SUPPLIED DATA:
-=-=-=-=-
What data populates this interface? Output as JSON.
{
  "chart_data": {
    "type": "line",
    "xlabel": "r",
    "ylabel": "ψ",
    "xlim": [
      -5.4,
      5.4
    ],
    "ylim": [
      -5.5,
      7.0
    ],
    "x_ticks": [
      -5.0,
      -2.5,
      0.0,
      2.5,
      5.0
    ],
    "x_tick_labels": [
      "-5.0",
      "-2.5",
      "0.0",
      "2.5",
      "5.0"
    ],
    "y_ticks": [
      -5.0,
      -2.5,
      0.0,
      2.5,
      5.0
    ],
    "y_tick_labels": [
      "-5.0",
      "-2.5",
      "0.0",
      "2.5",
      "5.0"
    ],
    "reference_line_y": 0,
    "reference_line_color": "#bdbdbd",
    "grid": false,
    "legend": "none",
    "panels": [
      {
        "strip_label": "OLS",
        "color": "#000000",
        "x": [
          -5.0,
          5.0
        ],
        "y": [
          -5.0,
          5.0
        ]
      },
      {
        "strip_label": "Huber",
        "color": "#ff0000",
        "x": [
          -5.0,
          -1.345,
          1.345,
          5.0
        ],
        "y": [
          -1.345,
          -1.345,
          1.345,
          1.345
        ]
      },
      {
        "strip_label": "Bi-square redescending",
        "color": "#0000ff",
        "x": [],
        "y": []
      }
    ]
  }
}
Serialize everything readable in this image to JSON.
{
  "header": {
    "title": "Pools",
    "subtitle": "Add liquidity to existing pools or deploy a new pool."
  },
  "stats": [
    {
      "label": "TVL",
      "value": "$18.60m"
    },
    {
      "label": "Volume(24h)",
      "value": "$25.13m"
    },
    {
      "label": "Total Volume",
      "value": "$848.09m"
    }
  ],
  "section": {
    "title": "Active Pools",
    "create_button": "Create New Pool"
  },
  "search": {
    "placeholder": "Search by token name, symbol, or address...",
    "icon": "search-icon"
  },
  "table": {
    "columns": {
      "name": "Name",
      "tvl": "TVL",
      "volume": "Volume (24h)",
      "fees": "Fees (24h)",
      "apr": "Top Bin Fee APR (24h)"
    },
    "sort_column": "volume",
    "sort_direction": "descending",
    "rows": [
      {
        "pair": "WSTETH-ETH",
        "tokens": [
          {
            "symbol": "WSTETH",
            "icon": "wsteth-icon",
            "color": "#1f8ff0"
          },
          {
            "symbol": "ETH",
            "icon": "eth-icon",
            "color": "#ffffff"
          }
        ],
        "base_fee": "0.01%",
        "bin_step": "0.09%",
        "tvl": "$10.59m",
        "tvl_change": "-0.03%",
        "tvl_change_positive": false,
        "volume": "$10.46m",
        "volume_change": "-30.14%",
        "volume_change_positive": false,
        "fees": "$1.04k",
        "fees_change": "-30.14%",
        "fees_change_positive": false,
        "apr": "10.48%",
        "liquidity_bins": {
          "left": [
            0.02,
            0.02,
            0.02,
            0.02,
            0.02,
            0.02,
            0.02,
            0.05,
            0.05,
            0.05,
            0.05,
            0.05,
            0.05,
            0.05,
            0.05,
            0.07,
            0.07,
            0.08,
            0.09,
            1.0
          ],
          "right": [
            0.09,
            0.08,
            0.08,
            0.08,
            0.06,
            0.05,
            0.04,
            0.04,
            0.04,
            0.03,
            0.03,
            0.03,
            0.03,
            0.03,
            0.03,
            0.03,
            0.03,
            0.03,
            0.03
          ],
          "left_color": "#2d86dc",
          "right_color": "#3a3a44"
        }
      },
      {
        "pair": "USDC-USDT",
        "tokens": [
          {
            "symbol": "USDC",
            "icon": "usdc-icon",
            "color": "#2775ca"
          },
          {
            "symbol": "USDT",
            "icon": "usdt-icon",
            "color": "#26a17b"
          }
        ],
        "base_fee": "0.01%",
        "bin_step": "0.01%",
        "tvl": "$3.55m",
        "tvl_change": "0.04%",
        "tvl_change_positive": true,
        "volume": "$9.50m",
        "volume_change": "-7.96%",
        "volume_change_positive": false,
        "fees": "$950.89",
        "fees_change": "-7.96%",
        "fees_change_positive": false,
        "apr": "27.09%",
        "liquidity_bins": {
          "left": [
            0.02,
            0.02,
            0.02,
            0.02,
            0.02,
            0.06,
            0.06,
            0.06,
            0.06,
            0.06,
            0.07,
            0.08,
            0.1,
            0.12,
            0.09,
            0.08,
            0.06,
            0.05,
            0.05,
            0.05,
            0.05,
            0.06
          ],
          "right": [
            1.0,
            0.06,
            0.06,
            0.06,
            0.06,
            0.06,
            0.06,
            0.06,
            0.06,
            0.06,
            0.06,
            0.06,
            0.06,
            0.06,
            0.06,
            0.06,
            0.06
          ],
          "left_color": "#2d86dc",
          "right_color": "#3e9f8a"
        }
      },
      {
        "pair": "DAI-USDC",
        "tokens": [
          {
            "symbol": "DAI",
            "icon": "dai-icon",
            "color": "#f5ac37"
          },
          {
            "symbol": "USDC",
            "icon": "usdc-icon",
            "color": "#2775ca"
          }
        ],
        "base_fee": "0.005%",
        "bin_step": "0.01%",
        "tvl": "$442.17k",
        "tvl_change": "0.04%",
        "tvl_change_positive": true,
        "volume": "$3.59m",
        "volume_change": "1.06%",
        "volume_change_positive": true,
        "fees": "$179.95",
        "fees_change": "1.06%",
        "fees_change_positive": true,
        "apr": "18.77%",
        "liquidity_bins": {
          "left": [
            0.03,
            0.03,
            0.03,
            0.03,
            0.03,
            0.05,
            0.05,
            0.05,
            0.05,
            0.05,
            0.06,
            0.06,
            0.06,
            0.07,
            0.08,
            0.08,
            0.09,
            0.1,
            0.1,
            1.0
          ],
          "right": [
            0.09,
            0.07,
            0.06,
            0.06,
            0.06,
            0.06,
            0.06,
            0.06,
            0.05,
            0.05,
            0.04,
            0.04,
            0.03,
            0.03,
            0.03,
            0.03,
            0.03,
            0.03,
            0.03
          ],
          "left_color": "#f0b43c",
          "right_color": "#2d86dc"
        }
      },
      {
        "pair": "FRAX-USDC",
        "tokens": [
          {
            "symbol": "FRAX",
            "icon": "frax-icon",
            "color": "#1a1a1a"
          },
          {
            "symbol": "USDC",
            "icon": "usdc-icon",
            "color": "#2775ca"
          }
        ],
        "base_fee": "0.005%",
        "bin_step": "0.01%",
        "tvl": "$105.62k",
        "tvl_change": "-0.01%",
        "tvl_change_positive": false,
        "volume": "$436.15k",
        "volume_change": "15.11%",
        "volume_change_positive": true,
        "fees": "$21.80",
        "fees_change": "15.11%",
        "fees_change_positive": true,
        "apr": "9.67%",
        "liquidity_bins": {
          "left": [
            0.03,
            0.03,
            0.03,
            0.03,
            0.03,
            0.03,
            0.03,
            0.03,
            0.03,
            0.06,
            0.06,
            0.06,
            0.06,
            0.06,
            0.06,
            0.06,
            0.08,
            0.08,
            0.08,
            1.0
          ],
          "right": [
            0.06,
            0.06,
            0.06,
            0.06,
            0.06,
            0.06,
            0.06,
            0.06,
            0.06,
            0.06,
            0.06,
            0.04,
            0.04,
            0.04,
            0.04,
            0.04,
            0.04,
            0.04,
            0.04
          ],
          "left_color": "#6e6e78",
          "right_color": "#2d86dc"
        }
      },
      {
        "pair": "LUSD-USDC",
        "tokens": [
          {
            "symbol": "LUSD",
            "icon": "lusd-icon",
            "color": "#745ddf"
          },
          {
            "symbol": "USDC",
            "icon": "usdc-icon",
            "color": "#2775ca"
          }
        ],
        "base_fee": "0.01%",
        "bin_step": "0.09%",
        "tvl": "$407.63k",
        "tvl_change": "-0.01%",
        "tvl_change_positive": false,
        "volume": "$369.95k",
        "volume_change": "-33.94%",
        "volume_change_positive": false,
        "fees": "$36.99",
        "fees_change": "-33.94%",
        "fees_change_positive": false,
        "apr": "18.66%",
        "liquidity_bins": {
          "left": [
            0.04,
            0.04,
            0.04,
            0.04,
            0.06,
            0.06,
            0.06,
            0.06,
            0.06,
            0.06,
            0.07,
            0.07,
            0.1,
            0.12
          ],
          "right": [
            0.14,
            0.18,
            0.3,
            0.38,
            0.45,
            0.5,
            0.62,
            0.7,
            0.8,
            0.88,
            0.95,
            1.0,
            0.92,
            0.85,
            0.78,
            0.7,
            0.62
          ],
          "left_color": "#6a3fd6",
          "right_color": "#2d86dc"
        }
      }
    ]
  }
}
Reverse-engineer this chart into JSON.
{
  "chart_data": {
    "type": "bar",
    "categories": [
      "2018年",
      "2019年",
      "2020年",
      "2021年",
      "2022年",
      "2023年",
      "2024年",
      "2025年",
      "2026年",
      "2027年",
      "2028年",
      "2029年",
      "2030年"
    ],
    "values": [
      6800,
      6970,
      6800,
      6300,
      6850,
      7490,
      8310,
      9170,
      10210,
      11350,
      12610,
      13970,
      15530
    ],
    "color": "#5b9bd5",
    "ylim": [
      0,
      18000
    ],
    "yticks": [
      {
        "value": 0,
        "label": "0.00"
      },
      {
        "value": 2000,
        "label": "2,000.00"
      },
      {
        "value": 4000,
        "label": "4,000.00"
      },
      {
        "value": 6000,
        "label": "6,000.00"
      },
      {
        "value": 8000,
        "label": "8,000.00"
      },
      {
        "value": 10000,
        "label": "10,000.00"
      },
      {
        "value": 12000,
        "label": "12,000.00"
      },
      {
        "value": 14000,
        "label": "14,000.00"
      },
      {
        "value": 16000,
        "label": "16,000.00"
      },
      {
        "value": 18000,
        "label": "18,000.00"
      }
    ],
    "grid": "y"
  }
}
-=-=-=-=-
WORK TO COMPLETE: What is the number of lines above that contain "JSON"? Answer with that number only.

FULL OUTPUT: 3